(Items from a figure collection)
*-*-*
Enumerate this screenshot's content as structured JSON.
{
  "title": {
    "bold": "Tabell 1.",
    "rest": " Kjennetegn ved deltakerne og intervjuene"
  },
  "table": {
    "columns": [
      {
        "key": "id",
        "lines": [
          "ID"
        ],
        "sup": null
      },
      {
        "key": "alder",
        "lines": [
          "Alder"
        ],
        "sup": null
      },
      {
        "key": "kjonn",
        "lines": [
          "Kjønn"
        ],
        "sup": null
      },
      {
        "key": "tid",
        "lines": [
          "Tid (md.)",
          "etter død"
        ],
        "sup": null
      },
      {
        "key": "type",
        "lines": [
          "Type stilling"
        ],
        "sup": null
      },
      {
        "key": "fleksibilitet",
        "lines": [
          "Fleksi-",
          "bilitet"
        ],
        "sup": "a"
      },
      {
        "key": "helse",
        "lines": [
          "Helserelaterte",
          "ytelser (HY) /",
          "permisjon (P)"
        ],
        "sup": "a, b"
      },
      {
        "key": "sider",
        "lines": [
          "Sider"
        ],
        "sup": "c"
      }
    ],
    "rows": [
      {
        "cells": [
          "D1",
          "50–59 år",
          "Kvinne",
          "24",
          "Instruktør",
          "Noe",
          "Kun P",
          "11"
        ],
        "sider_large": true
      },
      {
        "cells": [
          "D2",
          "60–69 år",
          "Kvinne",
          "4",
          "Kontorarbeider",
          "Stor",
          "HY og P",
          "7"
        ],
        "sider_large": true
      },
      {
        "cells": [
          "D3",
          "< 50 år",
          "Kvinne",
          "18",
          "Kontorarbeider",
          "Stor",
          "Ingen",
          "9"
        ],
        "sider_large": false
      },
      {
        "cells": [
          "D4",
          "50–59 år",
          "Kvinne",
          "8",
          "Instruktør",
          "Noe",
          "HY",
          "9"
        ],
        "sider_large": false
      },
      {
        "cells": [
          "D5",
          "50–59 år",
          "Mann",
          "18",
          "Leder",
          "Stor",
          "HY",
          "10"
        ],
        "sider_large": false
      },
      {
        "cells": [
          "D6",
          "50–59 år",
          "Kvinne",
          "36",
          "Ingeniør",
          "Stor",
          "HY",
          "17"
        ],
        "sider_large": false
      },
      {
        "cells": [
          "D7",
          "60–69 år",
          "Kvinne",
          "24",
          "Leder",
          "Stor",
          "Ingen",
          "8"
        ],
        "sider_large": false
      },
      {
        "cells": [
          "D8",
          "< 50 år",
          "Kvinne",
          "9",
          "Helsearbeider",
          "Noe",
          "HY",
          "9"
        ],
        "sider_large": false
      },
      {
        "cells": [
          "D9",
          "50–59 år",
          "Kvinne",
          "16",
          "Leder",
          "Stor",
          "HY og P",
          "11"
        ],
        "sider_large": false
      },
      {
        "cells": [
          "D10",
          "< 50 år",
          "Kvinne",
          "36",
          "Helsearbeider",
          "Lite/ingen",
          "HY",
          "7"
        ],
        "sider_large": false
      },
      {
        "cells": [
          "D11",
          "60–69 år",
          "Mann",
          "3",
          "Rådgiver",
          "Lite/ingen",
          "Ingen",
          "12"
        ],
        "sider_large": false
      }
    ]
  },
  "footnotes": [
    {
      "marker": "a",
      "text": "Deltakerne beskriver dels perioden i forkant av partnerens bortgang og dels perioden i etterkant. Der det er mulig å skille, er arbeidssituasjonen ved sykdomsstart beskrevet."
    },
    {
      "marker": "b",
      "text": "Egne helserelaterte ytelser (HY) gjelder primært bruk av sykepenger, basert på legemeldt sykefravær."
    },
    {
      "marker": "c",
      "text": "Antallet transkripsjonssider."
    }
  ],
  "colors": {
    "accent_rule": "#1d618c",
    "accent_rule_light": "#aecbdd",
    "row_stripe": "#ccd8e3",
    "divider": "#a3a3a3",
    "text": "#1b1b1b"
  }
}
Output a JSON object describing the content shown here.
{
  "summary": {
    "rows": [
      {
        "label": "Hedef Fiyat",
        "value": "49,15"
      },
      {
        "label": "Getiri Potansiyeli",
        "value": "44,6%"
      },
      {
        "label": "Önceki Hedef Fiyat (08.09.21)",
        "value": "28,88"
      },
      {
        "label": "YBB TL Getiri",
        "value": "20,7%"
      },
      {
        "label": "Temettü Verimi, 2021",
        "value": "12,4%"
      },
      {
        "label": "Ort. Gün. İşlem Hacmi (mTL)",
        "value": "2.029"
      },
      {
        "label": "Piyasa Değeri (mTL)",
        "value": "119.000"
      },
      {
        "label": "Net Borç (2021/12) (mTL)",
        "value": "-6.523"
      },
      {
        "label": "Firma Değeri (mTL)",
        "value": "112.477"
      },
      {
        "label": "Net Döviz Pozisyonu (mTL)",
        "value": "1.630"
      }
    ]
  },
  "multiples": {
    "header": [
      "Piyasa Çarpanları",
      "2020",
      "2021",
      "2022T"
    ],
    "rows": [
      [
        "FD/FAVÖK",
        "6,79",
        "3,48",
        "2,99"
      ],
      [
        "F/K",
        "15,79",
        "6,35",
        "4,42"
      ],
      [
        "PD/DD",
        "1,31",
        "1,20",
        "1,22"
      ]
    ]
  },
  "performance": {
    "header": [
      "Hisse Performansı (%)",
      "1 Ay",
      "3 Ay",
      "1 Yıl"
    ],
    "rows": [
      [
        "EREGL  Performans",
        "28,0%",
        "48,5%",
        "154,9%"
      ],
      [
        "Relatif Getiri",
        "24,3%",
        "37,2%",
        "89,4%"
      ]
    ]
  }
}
*-*-*
> [Instructions to follow] Your task is to output the full set of records exactly as presented.

> [Correct response]
Enumerate this screenshot's content as structured JSON.
{
  "title": {
    "bold": "Tabell 1.",
    "rest": " Kjennetegn ved deltakerne og intervjuene"
  },
  "table": {
    "columns": [
      {
        "key": "id",
        "lines": [
          "ID"
        ],
        "sup": null
      },
      {
        "key": "alder",
        "lines": [
          "Alder"
        ],
        "sup": null
      },
      {
        "key": "kjonn",
        "lines": [
          "Kjønn"
        ],
        "sup": null
      },
      {
        "key": "tid",
        "lines": [
          "Tid (md.)",
          "etter død"
        ],
        "sup": null
      },
      {
        "key": "type",
        "lines": [
          "Type stilling"
        ],
        "sup": null
      },
      {
        "key": "fleksibilitet",
        "lines": [
          "Fleksi-",
          "bilitet"
        ],
        "sup": "a"
      },
      {
        "key": "helse",
        "lines": [
          "Helserelaterte",
          "ytelser (HY) /",
          "permisjon (P)"
        ],
        "sup": "a, b"
      },
      {
        "key": "sider",
        "lines": [
          "Sider"
        ],
        "sup": "c"
      }
    ],
    "rows": [
      {
        "cells": [
          "D1",
          "50–59 år",
          "Kvinne",
          "24",
          "Instruktør",
          "Noe",
          "Kun P",
          "11"
        ],
        "sider_large": true
      },
      {
        "cells": [
          "D2",
          "60–69 år",
          "Kvinne",
          "4",
          "Kontorarbeider",
          "Stor",
          "HY og P",
          "7"
        ],
        "sider_large": true
      },
      {
        "cells": [
          "D3",
          "< 50 år",
          "Kvinne",
          "18",
          "Kontorarbeider",
          "Stor",
          "Ingen",
          "9"
        ],
        "sider_large": false
      },
      {
        "cells": [
          "D4",
          "50–59 år",
          "Kvinne",
          "8",
          "Instruktør",
          "Noe",
          "HY",
          "9"
        ],
        "sider_large": false
      },
      {
        "cells": [
          "D5",
          "50–59 år",
          "Mann",
          "18",
          "Leder",
          "Stor",
          "HY",
          "10"
        ],
        "sider_large": false
      },
      {
        "cells": [
          "D6",
          "50–59 år",
          "Kvinne",
          "36",
          "Ingeniør",
          "Stor",
          "HY",
          "17"
        ],
        "sider_large": false
      },
      {
        "cells": [
          "D7",
          "60–69 år",
          "Kvinne",
          "24",
          "Leder",
          "Stor",
          "Ingen",
          "8"
        ],
        "sider_large": false
      },
      {
        "cells": [
          "D8",
          "< 50 år",
          "Kvinne",
          "9",
          "Helsearbeider",
          "Noe",
          "HY",
          "9"
        ],
        "sider_large": false
      },
      {
        "cells": [
          "D9",
          "50–59 år",
          "Kvinne",
          "16",
          "Leder",
          "Stor",
          "HY og P",
          "11"
        ],
        "sider_large": false
      },
      {
        "cells": [
          "D10",
          "< 50 år",
          "Kvinne",
          "36",
          "Helsearbeider",
          "Lite/ingen",
          "HY",
          "7"
        ],
        "sider_large": false
      },
      {
        "cells": [
          "D11",
          "60–69 år",
          "Mann",
          "3",
          "Rådgiver",
          "Lite/ingen",
          "Ingen",
          "12"
        ],
        "sider_large": false
      }
    ]
  },
  "footnotes": [
    {
      "marker": "a",
      "text": "Deltakerne beskriver dels perioden i forkant av partnerens bortgang og dels perioden i etterkant. Der det er mulig å skille, er arbeidssituasjonen ved sykdomsstart beskrevet."
    },
    {
      "marker": "b",
      "text": "Egne helserelaterte ytelser (HY) gjelder primært bruk av sykepenger, basert på legemeldt sykefravær."
    },
    {
      "marker": "c",
      "text": "Antallet transkripsjonssider."
    }
  ],
  "colors": {
    "accent_rule": "#1d618c",
    "accent_rule_light": "#aecbdd",
    "row_stripe": "#ccd8e3",
    "divider": "#a3a3a3",
    "text": "#1b1b1b"
  }
}
Output a JSON object describing the content shown here.
{
  "summary": {
    "rows": [
      {
        "label": "Hedef Fiyat",
        "value": "49,15"
      },
      {
        "label": "Getiri Potansiyeli",
        "value": "44,6%"
      },
      {
        "label": "Önceki Hedef Fiyat (08.09.21)",
        "value": "28,88"
      },
      {
        "label": "YBB TL Getiri",
        "value": "20,7%"
      },
      {
        "label": "Temettü Verimi, 2021",
        "value": "12,4%"
      },
      {
        "label": "Ort. Gün. İşlem Hacmi (mTL)",
        "value": "2.029"
      },
      {
        "label": "Piyasa Değeri (mTL)",
        "value": "119.000"
      },
      {
        "label": "Net Borç (2021/12) (mTL)",
        "value": "-6.523"
      },
      {
        "label": "Firma Değeri (mTL)",
        "value": "112.477"
      },
      {
        "label": "Net Döviz Pozisyonu (mTL)",
        "value": "1.630"
      }
    ]
  },
  "multiples": {
    "header": [
      "Piyasa Çarpanları",
      "2020",
      "2021",
      "2022T"
    ],
    "rows": [
      [
        "FD/FAVÖK",
        "6,79",
        "3,48",
        "2,99"
      ],
      [
        "F/K",
        "15,79",
        "6,35",
        "4,42"
      ],
      [
        "PD/DD",
        "1,31",
        "1,20",
        "1,22"
      ]
    ]
  },
  "performance": {
    "header": [
      "Hisse Performansı (%)",
      "1 Ay",
      "3 Ay",
      "1 Yıl"
    ],
    "rows": [
      [
        "EREGL  Performans",
        "28,0%",
        "48,5%",
        "154,9%"
      ],
      [
        "Relatif Getiri",
        "24,3%",
        "37,2%",
        "89,4%"
      ]
    ]
  }
}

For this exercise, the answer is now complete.